### OBJECTIVE
Copy the data exactly; pictures stay out of the copy.

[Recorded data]
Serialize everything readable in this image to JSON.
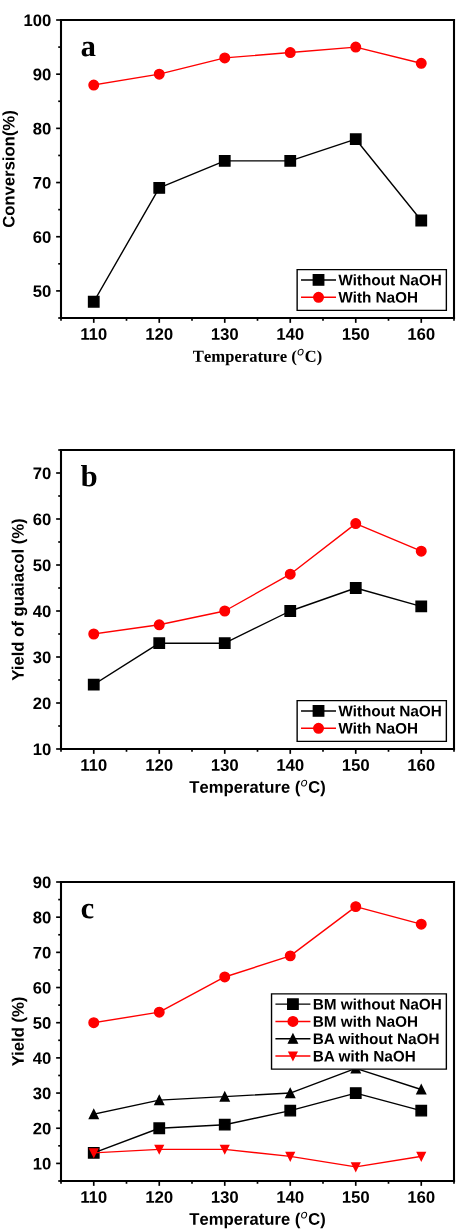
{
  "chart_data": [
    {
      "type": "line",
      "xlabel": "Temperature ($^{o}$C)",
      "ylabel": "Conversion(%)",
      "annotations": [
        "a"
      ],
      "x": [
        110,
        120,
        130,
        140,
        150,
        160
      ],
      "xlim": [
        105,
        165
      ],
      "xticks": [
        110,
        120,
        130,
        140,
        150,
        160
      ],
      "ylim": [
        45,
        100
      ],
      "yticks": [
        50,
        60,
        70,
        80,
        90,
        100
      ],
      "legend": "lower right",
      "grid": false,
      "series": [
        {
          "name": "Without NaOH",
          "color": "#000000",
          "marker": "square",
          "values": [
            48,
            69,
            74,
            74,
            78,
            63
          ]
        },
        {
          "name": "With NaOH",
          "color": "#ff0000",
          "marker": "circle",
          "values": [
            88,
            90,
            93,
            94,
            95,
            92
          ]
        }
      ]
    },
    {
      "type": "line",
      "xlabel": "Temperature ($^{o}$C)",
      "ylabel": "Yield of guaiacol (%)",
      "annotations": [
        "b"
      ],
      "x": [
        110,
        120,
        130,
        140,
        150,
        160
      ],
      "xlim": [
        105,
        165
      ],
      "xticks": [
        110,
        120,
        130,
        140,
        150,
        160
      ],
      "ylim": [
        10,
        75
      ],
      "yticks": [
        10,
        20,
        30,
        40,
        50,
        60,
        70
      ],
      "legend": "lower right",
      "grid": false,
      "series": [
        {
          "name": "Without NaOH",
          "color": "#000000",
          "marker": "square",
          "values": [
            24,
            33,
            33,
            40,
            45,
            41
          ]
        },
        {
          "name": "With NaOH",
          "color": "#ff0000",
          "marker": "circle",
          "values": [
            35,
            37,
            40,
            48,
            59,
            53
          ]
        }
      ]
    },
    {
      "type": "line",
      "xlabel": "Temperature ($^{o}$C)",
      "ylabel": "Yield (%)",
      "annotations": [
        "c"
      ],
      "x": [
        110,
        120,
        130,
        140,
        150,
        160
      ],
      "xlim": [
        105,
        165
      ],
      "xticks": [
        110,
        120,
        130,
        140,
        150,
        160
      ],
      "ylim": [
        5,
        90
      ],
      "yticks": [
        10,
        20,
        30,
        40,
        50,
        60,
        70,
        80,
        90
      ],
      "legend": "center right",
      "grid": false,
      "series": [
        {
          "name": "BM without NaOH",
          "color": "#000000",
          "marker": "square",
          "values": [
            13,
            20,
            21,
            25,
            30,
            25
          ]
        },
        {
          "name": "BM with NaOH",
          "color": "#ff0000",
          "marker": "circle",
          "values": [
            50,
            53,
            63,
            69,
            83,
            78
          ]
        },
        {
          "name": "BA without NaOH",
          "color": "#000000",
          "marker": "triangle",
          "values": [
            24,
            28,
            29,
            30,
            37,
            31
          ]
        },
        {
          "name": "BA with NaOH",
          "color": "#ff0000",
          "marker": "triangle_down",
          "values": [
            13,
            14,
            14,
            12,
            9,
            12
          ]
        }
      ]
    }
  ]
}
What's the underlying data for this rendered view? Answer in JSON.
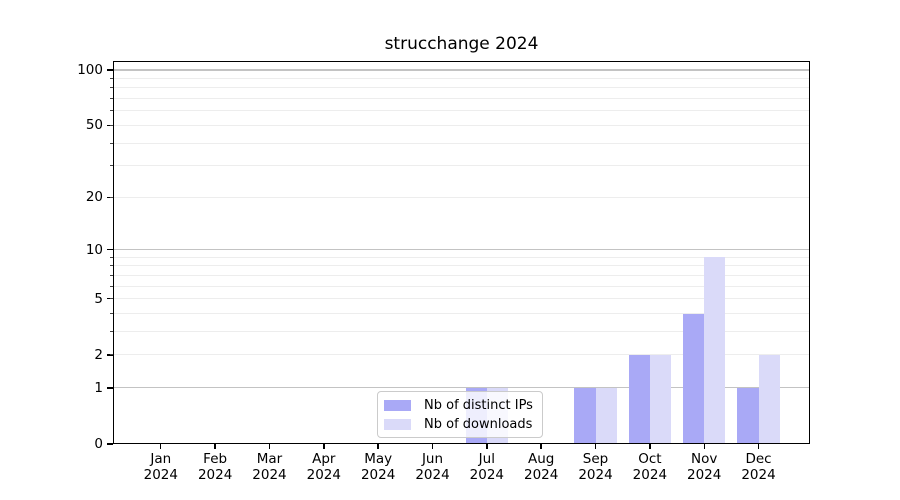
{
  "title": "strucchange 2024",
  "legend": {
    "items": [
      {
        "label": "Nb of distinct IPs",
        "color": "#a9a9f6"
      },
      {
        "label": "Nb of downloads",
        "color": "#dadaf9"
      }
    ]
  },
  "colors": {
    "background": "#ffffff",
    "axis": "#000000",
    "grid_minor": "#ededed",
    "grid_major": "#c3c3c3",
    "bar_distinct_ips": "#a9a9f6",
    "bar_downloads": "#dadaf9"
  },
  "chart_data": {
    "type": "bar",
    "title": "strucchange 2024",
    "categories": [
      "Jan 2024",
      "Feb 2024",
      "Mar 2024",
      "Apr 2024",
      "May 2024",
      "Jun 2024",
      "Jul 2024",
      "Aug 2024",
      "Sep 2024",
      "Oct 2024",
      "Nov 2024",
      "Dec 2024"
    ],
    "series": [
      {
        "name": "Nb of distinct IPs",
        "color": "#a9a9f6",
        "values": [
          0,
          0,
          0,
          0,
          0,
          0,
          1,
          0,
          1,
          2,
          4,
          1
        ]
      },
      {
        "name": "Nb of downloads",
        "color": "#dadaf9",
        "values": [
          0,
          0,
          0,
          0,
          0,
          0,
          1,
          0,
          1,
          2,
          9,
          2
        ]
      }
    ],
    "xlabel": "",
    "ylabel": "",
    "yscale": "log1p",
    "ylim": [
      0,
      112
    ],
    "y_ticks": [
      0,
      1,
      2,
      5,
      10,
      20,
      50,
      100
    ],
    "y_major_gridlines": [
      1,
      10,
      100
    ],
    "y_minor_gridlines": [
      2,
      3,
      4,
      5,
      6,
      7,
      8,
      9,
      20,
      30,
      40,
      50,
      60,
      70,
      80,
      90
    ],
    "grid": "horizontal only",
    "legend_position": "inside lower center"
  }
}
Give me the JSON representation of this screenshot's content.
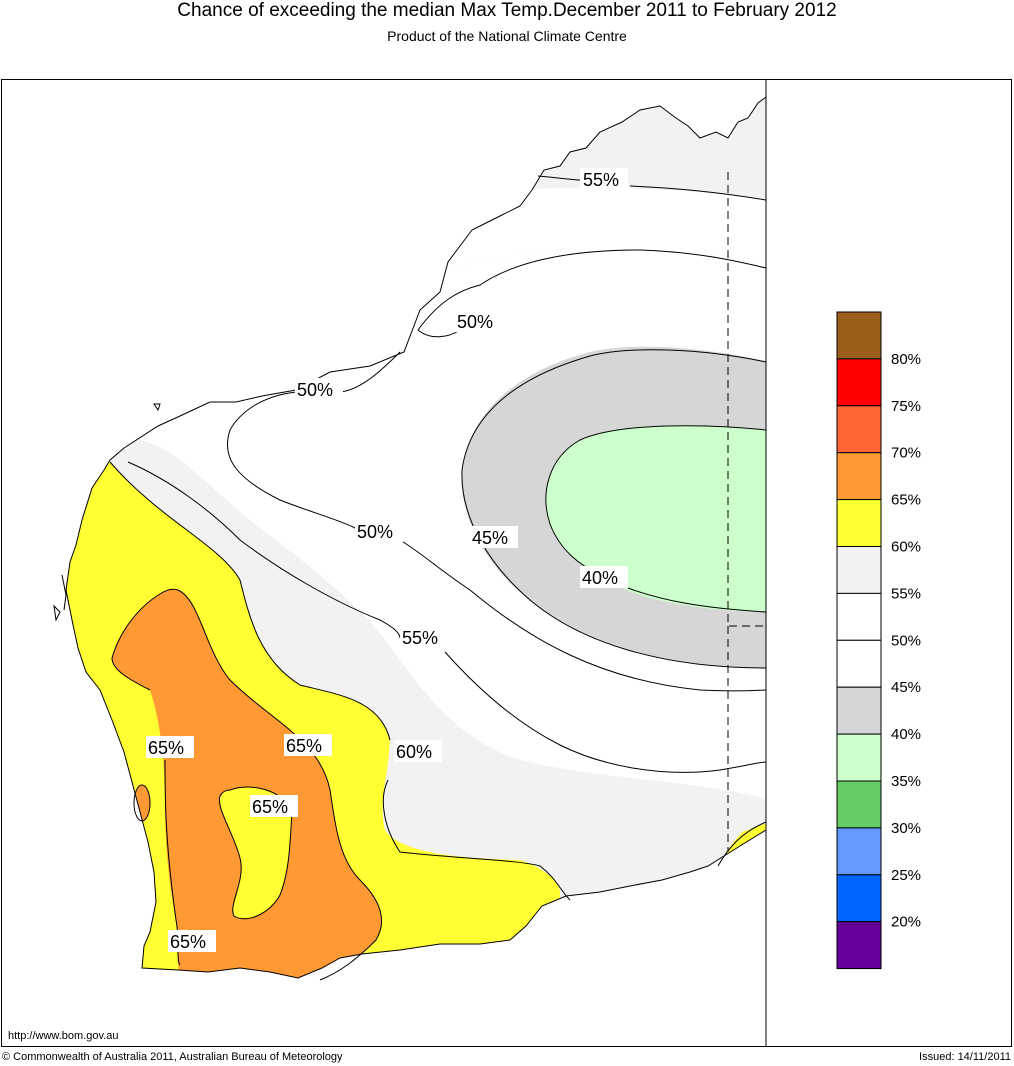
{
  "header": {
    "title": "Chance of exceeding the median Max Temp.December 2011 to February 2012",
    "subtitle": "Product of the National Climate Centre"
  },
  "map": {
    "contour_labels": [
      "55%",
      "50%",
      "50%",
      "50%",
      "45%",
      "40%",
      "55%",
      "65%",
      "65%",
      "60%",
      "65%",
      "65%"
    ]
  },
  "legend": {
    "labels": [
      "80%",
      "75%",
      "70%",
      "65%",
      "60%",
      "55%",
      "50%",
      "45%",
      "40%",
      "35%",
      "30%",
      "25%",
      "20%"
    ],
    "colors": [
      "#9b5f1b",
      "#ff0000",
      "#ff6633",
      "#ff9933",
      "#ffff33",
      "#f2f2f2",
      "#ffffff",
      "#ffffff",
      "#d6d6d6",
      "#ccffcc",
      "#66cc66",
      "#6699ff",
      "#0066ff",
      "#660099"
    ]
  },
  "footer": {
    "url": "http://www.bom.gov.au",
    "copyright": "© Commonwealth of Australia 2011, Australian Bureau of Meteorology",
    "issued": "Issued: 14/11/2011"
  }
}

### WORKED ANSWER
Serialize everything readable in this image to JSON.
{
  "chart_data": [
    {
      "type": "line",
      "xlabel": "Temperature ($^{o}$C)",
      "ylabel": "Conversion(%)",
      "annotations": [
        "a"
      ],
      "x": [
        110,
        120,
        130,
        140,
        150,
        160
      ],
      "xlim": [
        105,
        165
      ],
      "xticks": [
        110,
        120,
        130,
        140,
        150,
        160
      ],
      "ylim": [
        45,
        100
      ],
      "yticks": [
        50,
        60,
        70,
        80,
        90,
        100
      ],
      "legend": "lower right",
      "grid": false,
      "series": [
        {
          "name": "Without NaOH",
          "color": "#000000",
          "marker": "square",
          "values": [
            48,
            69,
            74,
            74,
            78,
            63
          ]
        },
        {
          "name": "With NaOH",
          "color": "#ff0000",
          "marker": "circle",
          "values": [
            88,
            90,
            93,
            94,
            95,
            92
          ]
        }
      ]
    },
    {
      "type": "line",
      "xlabel": "Temperature ($^{o}$C)",
      "ylabel": "Yield of guaiacol (%)",
      "annotations": [
        "b"
      ],
      "x": [
        110,
        120,
        130,
        140,
        150,
        160
      ],
      "xlim": [
        105,
        165
      ],
      "xticks": [
        110,
        120,
        130,
        140,
        150,
        160
      ],
      "ylim": [
        10,
        75
      ],
      "yticks": [
        10,
        20,
        30,
        40,
        50,
        60,
        70
      ],
      "legend": "lower right",
      "grid": false,
      "series": [
        {
          "name": "Without NaOH",
          "color": "#000000",
          "marker": "square",
          "values": [
            24,
            33,
            33,
            40,
            45,
            41
          ]
        },
        {
          "name": "With NaOH",
          "color": "#ff0000",
          "marker": "circle",
          "values": [
            35,
            37,
            40,
            48,
            59,
            53
          ]
        }
      ]
    },
    {
      "type": "line",
      "xlabel": "Temperature ($^{o}$C)",
      "ylabel": "Yield (%)",
      "annotations": [
        "c"
      ],
      "x": [
        110,
        120,
        130,
        140,
        150,
        160
      ],
      "xlim": [
        105,
        165
      ],
      "xticks": [
        110,
        120,
        130,
        140,
        150,
        160
      ],
      "ylim": [
        5,
        90
      ],
      "yticks": [
        10,
        20,
        30,
        40,
        50,
        60,
        70,
        80,
        90
      ],
      "legend": "center right",
      "grid": false,
      "series": [
        {
          "name": "BM without NaOH",
          "color": "#000000",
          "marker": "square",
          "values": [
            13,
            20,
            21,
            25,
            30,
            25
          ]
        },
        {
          "name": "BM with NaOH",
          "color": "#ff0000",
          "marker": "circle",
          "values": [
            50,
            53,
            63,
            69,
            83,
            78
          ]
        },
        {
          "name": "BA without NaOH",
          "color": "#000000",
          "marker": "triangle",
          "values": [
            24,
            28,
            29,
            30,
            37,
            31
          ]
        },
        {
          "name": "BA with NaOH",
          "color": "#ff0000",
          "marker": "triangle_down",
          "values": [
            13,
            14,
            14,
            12,
            9,
            12
          ]
        }
      ]
    }
  ]
}
What's the underlying data for this rendered view? Answer in JSON.
{
  "title": "strucchange 2024",
  "legend": {
    "items": [
      {
        "label": "Nb of distinct IPs",
        "color": "#a9a9f6"
      },
      {
        "label": "Nb of downloads",
        "color": "#dadaf9"
      }
    ]
  },
  "colors": {
    "background": "#ffffff",
    "axis": "#000000",
    "grid_minor": "#ededed",
    "grid_major": "#c3c3c3",
    "bar_distinct_ips": "#a9a9f6",
    "bar_downloads": "#dadaf9"
  },
  "chart_data": {
    "type": "bar",
    "title": "strucchange 2024",
    "categories": [
      "Jan 2024",
      "Feb 2024",
      "Mar 2024",
      "Apr 2024",
      "May 2024",
      "Jun 2024",
      "Jul 2024",
      "Aug 2024",
      "Sep 2024",
      "Oct 2024",
      "Nov 2024",
      "Dec 2024"
    ],
    "series": [
      {
        "name": "Nb of distinct IPs",
        "color": "#a9a9f6",
        "values": [
          0,
          0,
          0,
          0,
          0,
          0,
          1,
          0,
          1,
          2,
          4,
          1
        ]
      },
      {
        "name": "Nb of downloads",
        "color": "#dadaf9",
        "values": [
          0,
          0,
          0,
          0,
          0,
          0,
          1,
          0,
          1,
          2,
          9,
          2
        ]
      }
    ],
    "xlabel": "",
    "ylabel": "",
    "yscale": "log1p",
    "ylim": [
      0,
      112
    ],
    "y_ticks": [
      0,
      1,
      2,
      5,
      10,
      20,
      50,
      100
    ],
    "y_major_gridlines": [
      1,
      10,
      100
    ],
    "y_minor_gridlines": [
      2,
      3,
      4,
      5,
      6,
      7,
      8,
      9,
      20,
      30,
      40,
      50,
      60,
      70,
      80,
      90
    ],
    "grid": "horizontal only",
    "legend_position": "inside lower center"
  }
}
Give me the JSON representation of this screenshot's content.
{
  "header": {
    "title": "Chance of exceeding the median Max Temp.December 2011 to February 2012",
    "subtitle": "Product of the National Climate Centre"
  },
  "map": {
    "contour_labels": [
      "55%",
      "50%",
      "50%",
      "50%",
      "45%",
      "40%",
      "55%",
      "65%",
      "65%",
      "60%",
      "65%",
      "65%"
    ]
  },
  "legend": {
    "labels": [
      "80%",
      "75%",
      "70%",
      "65%",
      "60%",
      "55%",
      "50%",
      "45%",
      "40%",
      "35%",
      "30%",
      "25%",
      "20%"
    ],
    "colors": [
      "#9b5f1b",
      "#ff0000",
      "#ff6633",
      "#ff9933",
      "#ffff33",
      "#f2f2f2",
      "#ffffff",
      "#ffffff",
      "#d6d6d6",
      "#ccffcc",
      "#66cc66",
      "#6699ff",
      "#0066ff",
      "#660099"
    ]
  },
  "footer": {
    "url": "http://www.bom.gov.au",
    "copyright": "© Commonwealth of Australia 2011, Australian Bureau of Meteorology",
    "issued": "Issued: 14/11/2011"
  }
}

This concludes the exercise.